# Task objective:
Pick out each line of the records in which the word "this" appears.
____
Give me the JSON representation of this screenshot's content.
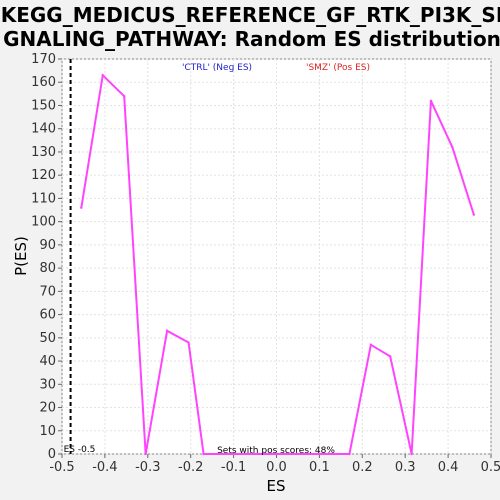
{
  "chart_data": {
    "type": "line",
    "title_line1": "KEGG_MEDICUS_REFERENCE_GF_RTK_PI3K_SI",
    "title_line2": "GNALING_PATHWAY: Random ES distribution",
    "xlabel": "ES",
    "ylabel": "P(ES)",
    "xlim": [
      -0.5,
      0.5
    ],
    "ylim": [
      0,
      170
    ],
    "xticks": [
      -0.5,
      -0.4,
      -0.3,
      -0.2,
      -0.1,
      0.0,
      0.1,
      0.2,
      0.3,
      0.4,
      0.5
    ],
    "xtick_labels": [
      "-0.5",
      "-0.4",
      "-0.3",
      "-0.2",
      "-0.1",
      "0.0",
      "0.1",
      "0.2",
      "0.3",
      "0.4",
      "0.5"
    ],
    "yticks": [
      0,
      10,
      20,
      30,
      40,
      50,
      60,
      70,
      80,
      90,
      100,
      110,
      120,
      130,
      140,
      150,
      160,
      170
    ],
    "grid": true,
    "series": [
      {
        "color": "#ff44ff",
        "x": [
          -0.455,
          -0.405,
          -0.355,
          -0.305,
          -0.255,
          -0.205,
          -0.17,
          0.17,
          0.22,
          0.265,
          0.315,
          0.36,
          0.41,
          0.46
        ],
        "y": [
          106,
          163,
          154,
          0,
          53,
          48,
          0,
          0,
          47,
          42,
          0,
          152,
          132,
          103
        ]
      }
    ],
    "legend_neg": "'CTRL' (Neg ES)",
    "legend_pos": "'SMZ' (Pos ES)",
    "legend_neg_color": "#2222cc",
    "legend_pos_color": "#dd2222",
    "actual_es_value": -0.48,
    "actual_es_label": "ES -0.5",
    "footer_text": "Sets with pos scores: 48%"
  }
}
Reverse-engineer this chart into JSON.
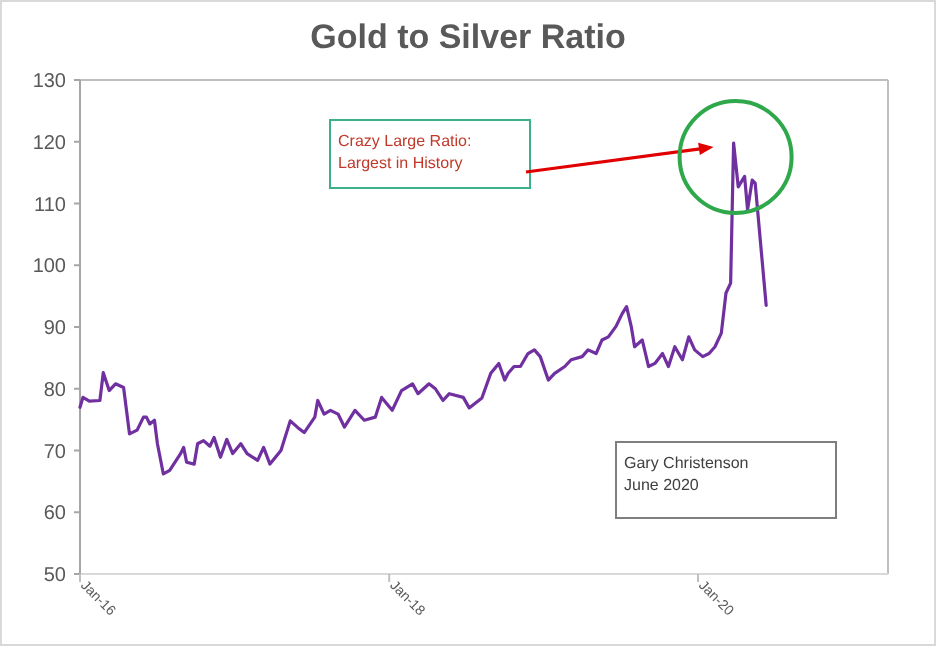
{
  "chart_data": {
    "type": "line",
    "title": "Gold to Silver Ratio",
    "x": [
      "2016-01-01",
      "2016-01-08",
      "2016-01-23",
      "2016-02-17",
      "2016-02-25",
      "2016-03-10",
      "2016-03-25",
      "2016-04-13",
      "2016-04-27",
      "2016-05-15",
      "2016-05-30",
      "2016-06-06",
      "2016-06-14",
      "2016-06-25",
      "2016-07-02",
      "2016-07-16",
      "2016-07-31",
      "2016-08-25",
      "2016-09-02",
      "2016-09-09",
      "2016-09-27",
      "2016-10-05",
      "2016-10-19",
      "2016-11-03",
      "2016-11-13",
      "2016-11-28",
      "2016-12-13",
      "2016-12-27",
      "2017-01-15",
      "2017-01-30",
      "2017-02-24",
      "2017-03-10",
      "2017-03-25",
      "2017-04-20",
      "2017-05-12",
      "2017-05-30",
      "2017-06-14",
      "2017-07-09",
      "2017-07-16",
      "2017-07-31",
      "2017-08-15",
      "2017-09-02",
      "2017-09-17",
      "2017-10-12",
      "2017-11-03",
      "2017-11-29",
      "2017-12-14",
      "2018-01-08",
      "2018-01-30",
      "2018-02-25",
      "2018-03-10",
      "2018-04-05",
      "2018-04-20",
      "2018-05-08",
      "2018-05-23",
      "2018-06-25",
      "2018-07-09",
      "2018-08-08",
      "2018-08-29",
      "2018-09-17",
      "2018-10-01",
      "2018-10-09",
      "2018-10-23",
      "2018-11-07",
      "2018-11-25",
      "2018-12-10",
      "2018-12-24",
      "2019-01-12",
      "2019-01-27",
      "2019-02-20",
      "2019-03-07",
      "2019-04-02",
      "2019-04-16",
      "2019-05-05",
      "2019-05-19",
      "2019-06-03",
      "2019-06-21",
      "2019-07-06",
      "2019-07-16",
      "2019-07-27",
      "2019-08-04",
      "2019-08-22",
      "2019-09-06",
      "2019-09-21",
      "2019-10-09",
      "2019-10-23",
      "2019-11-07",
      "2019-11-25",
      "2019-12-10",
      "2019-12-24",
      "2020-01-12",
      "2020-01-27",
      "2020-02-10",
      "2020-02-25",
      "2020-03-07",
      "2020-03-18",
      "2020-03-25",
      "2020-04-05",
      "2020-04-20",
      "2020-04-27",
      "2020-05-08",
      "2020-05-15",
      "2020-06-10"
    ],
    "series": [
      {
        "color": "#7030a0",
        "values": [
          77.0,
          78.6,
          78.0,
          78.1,
          82.6,
          79.7,
          80.8,
          80.2,
          72.7,
          73.3,
          75.4,
          75.4,
          74.3,
          74.9,
          71.1,
          66.2,
          66.8,
          69.4,
          70.5,
          68.1,
          67.8,
          71.1,
          71.6,
          70.7,
          72.1,
          68.9,
          71.8,
          69.5,
          71.1,
          69.5,
          68.4,
          70.5,
          67.8,
          70.0,
          74.8,
          73.7,
          72.9,
          75.4,
          78.1,
          75.9,
          76.5,
          75.9,
          73.8,
          76.5,
          74.9,
          75.4,
          78.6,
          76.5,
          79.7,
          80.8,
          79.2,
          80.8,
          80.0,
          78.1,
          79.2,
          78.6,
          76.9,
          78.5,
          82.5,
          84.1,
          81.4,
          82.5,
          83.6,
          83.6,
          85.7,
          86.3,
          85.2,
          81.4,
          82.5,
          83.6,
          84.7,
          85.2,
          86.3,
          85.7,
          87.9,
          88.4,
          90.1,
          92.2,
          93.3,
          90.1,
          86.8,
          87.9,
          83.6,
          84.1,
          85.7,
          83.6,
          86.8,
          84.7,
          88.4,
          86.3,
          85.2,
          85.7,
          86.8,
          89.0,
          95.5,
          97.1,
          119.8,
          112.7,
          114.4,
          109.0,
          113.8,
          113.3,
          93.5
        ]
      }
    ],
    "xlim": [
      "2016-01-01",
      "2021-03-25"
    ],
    "xticks": [
      {
        "value": "2016-01-01",
        "label": "Jan-16"
      },
      {
        "value": "2018-01-01",
        "label": "Jan-18"
      },
      {
        "value": "2020-01-01",
        "label": "Jan-20"
      }
    ],
    "ylim": [
      50,
      130
    ],
    "yticks": [
      50,
      60,
      70,
      80,
      90,
      100,
      110,
      120,
      130
    ],
    "grid": false,
    "line_style": "solid",
    "annotations": [
      "Crazy Large Ratio:\nLargest in History",
      "Gary Christenson\nJune 2020"
    ]
  }
}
____
# Response to the exercise:
Give me the JSON representation of this screenshot's content.
Reverse-engineer this chart into JSON.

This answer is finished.